--- Begin PROVIDED DATA ---

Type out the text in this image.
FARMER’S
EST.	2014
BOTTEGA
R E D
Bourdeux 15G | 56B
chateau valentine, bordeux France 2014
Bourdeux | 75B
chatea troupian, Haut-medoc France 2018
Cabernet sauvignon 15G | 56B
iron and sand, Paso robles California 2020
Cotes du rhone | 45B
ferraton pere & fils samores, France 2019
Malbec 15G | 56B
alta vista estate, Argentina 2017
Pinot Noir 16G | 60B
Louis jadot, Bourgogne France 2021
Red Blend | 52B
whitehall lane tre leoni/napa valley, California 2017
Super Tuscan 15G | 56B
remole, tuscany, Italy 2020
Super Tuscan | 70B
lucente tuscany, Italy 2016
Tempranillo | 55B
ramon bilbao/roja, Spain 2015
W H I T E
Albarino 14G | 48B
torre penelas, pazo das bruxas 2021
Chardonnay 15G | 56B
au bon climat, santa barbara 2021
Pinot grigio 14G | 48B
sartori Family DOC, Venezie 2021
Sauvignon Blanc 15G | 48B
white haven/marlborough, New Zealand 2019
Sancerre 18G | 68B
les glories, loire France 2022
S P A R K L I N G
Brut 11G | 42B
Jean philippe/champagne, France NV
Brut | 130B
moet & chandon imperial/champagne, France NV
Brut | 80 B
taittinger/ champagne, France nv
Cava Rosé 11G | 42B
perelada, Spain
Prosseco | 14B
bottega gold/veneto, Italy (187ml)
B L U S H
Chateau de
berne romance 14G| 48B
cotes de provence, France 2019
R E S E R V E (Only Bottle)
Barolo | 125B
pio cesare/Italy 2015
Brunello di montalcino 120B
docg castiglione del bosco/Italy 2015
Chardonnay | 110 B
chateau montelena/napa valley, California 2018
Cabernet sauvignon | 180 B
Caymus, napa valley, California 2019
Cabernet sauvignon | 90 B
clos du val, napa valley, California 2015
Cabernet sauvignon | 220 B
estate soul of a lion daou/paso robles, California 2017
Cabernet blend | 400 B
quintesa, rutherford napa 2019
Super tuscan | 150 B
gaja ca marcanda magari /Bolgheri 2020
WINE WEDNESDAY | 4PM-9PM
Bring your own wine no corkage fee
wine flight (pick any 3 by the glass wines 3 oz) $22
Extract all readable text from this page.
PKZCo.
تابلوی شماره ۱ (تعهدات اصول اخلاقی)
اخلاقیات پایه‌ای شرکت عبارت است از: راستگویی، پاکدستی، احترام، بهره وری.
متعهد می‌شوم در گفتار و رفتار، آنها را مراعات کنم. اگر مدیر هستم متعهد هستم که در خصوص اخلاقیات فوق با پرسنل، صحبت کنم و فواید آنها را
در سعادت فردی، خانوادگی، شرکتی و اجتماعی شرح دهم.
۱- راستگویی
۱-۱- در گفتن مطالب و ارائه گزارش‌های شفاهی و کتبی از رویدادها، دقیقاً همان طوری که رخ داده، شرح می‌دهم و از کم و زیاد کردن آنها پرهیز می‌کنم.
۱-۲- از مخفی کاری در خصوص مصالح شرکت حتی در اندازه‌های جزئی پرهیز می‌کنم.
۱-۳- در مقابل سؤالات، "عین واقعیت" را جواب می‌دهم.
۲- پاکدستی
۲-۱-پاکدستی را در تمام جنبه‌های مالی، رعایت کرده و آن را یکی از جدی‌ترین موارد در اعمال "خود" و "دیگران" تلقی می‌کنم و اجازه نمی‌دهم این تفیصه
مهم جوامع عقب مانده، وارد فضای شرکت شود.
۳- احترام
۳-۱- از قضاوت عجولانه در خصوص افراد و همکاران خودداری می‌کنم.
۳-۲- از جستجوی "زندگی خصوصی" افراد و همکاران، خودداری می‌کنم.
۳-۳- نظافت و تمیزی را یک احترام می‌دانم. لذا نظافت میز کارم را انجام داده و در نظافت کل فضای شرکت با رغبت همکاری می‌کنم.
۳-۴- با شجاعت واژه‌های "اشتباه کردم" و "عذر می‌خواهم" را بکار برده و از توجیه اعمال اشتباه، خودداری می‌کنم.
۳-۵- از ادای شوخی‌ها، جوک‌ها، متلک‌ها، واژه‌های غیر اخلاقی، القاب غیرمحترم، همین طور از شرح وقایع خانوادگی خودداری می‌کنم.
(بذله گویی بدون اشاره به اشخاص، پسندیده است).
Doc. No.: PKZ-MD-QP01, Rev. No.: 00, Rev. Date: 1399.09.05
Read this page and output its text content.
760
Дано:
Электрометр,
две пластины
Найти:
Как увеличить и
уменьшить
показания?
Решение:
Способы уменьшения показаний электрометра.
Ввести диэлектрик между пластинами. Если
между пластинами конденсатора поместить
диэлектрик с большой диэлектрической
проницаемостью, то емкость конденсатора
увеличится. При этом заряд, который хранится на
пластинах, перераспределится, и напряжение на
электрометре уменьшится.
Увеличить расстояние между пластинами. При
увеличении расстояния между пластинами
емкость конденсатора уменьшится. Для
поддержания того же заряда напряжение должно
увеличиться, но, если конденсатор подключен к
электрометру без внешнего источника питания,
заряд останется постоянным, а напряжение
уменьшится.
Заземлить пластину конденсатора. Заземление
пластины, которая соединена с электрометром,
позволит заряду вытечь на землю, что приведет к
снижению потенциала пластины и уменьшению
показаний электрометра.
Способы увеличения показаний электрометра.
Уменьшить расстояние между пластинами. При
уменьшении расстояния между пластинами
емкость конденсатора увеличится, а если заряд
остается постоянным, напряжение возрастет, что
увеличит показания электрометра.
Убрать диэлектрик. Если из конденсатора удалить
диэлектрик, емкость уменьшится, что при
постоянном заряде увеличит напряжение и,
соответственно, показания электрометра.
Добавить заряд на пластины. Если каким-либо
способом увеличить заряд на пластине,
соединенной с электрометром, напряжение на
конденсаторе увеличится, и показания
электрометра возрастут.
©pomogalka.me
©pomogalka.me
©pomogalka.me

--- End PROVIDED DATA ---

**WHAT THIS TASK INVOLVES**: Reply with one number only: the count of lines in the entries that contain "диэлектрик".

**RESULT BELOW**: 4